Document page transcription items:
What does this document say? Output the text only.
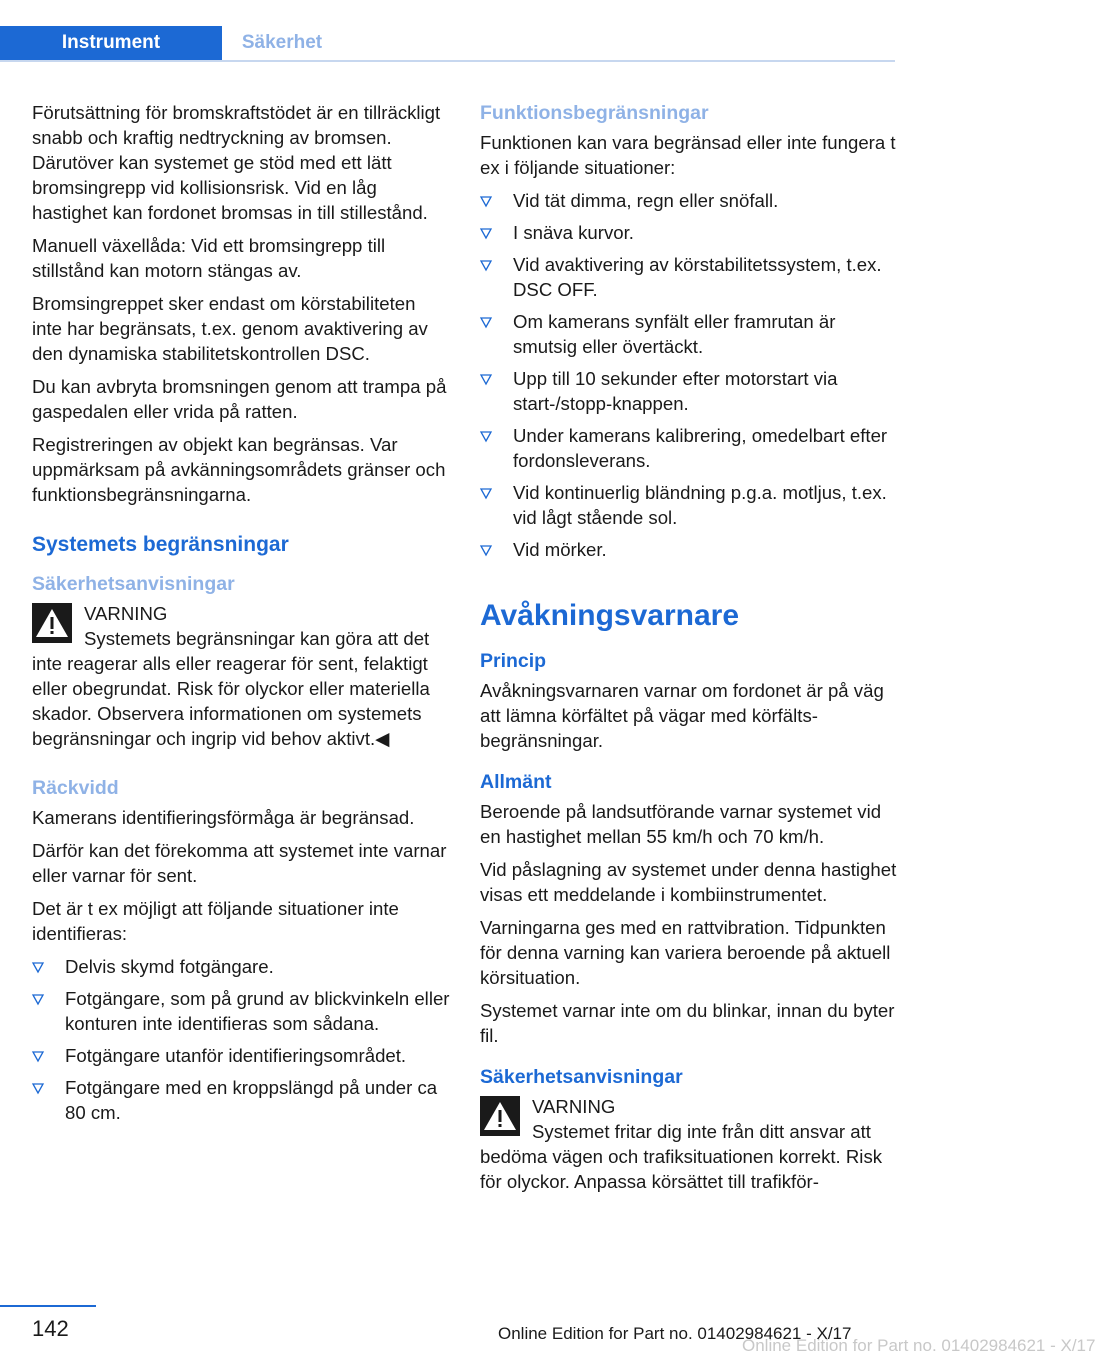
Instrument	Säkerhet

Förutsättning för bromskraftstödet är en tillräckligt snabb och kraftig nedtryckning av bromsen. Därutöver kan systemet ge stöd med ett lätt bromsingrepp vid kollisionsrisk. Vid en låg hastighet kan fordonet bromsas in till stillestånd.

Manuell växellåda: Vid ett bromsingrepp till stillstånd kan motorn stängas av.

Bromsingreppet sker endast om körstabiliteten inte har begränsats, t.ex. genom avaktivering av den dynamiska stabilitetskontrollen DSC.

Du kan avbryta bromsningen genom att trampa på gaspedalen eller vrida på ratten.

Registreringen av objekt kan begränsas. Var uppmärksam på avkänningsområdets gränser och funktionsbegränsningarna.

Systemets begränsningar
Säkerhetsanvisningar
VARNING
Systemets begränsningar kan göra att det inte reagerar alls eller reagerar för sent, felaktigt eller obegrundat. Risk för olyckor eller materiella skador. Observera informationen om systemets begränsningar och ingrip vid behov aktivt.◀
Räckvidd

Kamerans identifieringsförmåga är begränsad.

Därför kan det förekomma att systemet inte varnar eller varnar för sent.

Det är t ex möjligt att följande situationer inte identifieras:

Delvis skymd fotgängare.
Fotgängare, som på grund av blickvinkeln eller konturen inte identifieras som sådana.
Fotgängare utanför identifieringsområdet.
Fotgängare med en kroppslängd på under ca 80 cm.
Funktionsbegränsningar

Funktionen kan vara begränsad eller inte fungera t ex i följande situationer:

Vid tät dimma, regn eller snöfall.
I snäva kurvor.
Vid avaktivering av körstabilitetssystem, t.ex. DSC OFF.
Om kamerans synfält eller framrutan är smutsig eller övertäckt.
Upp till 10 sekunder efter motorstart via start-/stopp-knappen.
Under kamerans kalibrering, omedelbart efter fordonsleverans.
Vid kontinuerlig bländning p.g.a. motljus, t.ex. vid lågt stående sol.
Vid mörker.
Avåkningsvarnare
Princip

Avåkningsvarnaren varnar om fordonet är på väg att lämna körfältet på vägar med körfältsbegränsningar.

Allmänt

Beroende på landsutförande varnar systemet vid en hastighet mellan 55 km/h och 70 km/h.

Vid påslagning av systemet under denna hastighet visas ett meddelande i kombiinstrumentet.

Varningarna ges med en rattvibration. Tidpunkten för denna varning kan variera beroende på aktuell körsituation.

Systemet varnar inte om du blinkar, innan du byter fil.

Säkerhetsanvisningar
VARNING
Systemet fritar dig inte från ditt ansvar att bedöma vägen och trafiksituationen korrekt. Risk för olyckor. Anpassa körsättet till trafikför-
142	Online Edition for Part no. 01402984621 - X/17
Online Edition for Part no. 01402984621 - X/17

* [Exercise objective]: All of the lines above should be retyped precisely, apart from the pictures.

* [Finished exercise]:
What does this document say? Output the text only.
Instrument	Säkerhet

Förutsättning för bromskraftstödet är en tillräckligt snabb och kraftig nedtryckning av bromsen. Därutöver kan systemet ge stöd med ett lätt bromsingrepp vid kollisionsrisk. Vid en låg hastighet kan fordonet bromsas in till stillestånd.

Manuell växellåda: Vid ett bromsingrepp till stillstånd kan motorn stängas av.

Bromsingreppet sker endast om körstabiliteten inte har begränsats, t.ex. genom avaktivering av den dynamiska stabilitetskontrollen DSC.

Du kan avbryta bromsningen genom att trampa på gaspedalen eller vrida på ratten.

Registreringen av objekt kan begränsas. Var uppmärksam på avkänningsområdets gränser och funktionsbegränsningarna.

Systemets begränsningar
Säkerhetsanvisningar
VARNING
Systemets begränsningar kan göra att det inte reagerar alls eller reagerar för sent, felaktigt eller obegrundat. Risk för olyckor eller materiella skador. Observera informationen om systemets begränsningar och ingrip vid behov aktivt.◀
Räckvidd

Kamerans identifieringsförmåga är begränsad.

Därför kan det förekomma att systemet inte varnar eller varnar för sent.

Det är t ex möjligt att följande situationer inte identifieras:

Delvis skymd fotgängare.
Fotgängare, som på grund av blickvinkeln eller konturen inte identifieras som sådana.
Fotgängare utanför identifieringsområdet.
Fotgängare med en kroppslängd på under ca 80 cm.
Funktionsbegränsningar

Funktionen kan vara begränsad eller inte fungera t ex i följande situationer:

Vid tät dimma, regn eller snöfall.
I snäva kurvor.
Vid avaktivering av körstabilitetssystem, t.ex. DSC OFF.
Om kamerans synfält eller framrutan är smutsig eller övertäckt.
Upp till 10 sekunder efter motorstart via start-/stopp-knappen.
Under kamerans kalibrering, omedelbart efter fordonsleverans.
Vid kontinuerlig bländning p.g.a. motljus, t.ex. vid lågt stående sol.
Vid mörker.
Avåkningsvarnare
Princip

Avåkningsvarnaren varnar om fordonet är på väg att lämna körfältet på vägar med körfältsbegränsningar.

Allmänt

Beroende på landsutförande varnar systemet vid en hastighet mellan 55 km/h och 70 km/h.

Vid påslagning av systemet under denna hastighet visas ett meddelande i kombiinstrumentet.

Varningarna ges med en rattvibration. Tidpunkten för denna varning kan variera beroende på aktuell körsituation.

Systemet varnar inte om du blinkar, innan du byter fil.

Säkerhetsanvisningar
VARNING
Systemet fritar dig inte från ditt ansvar att bedöma vägen och trafiksituationen korrekt. Risk för olyckor. Anpassa körsättet till trafikför-
142	Online Edition for Part no. 01402984621 - X/17
Online Edition for Part no. 01402984621 - X/17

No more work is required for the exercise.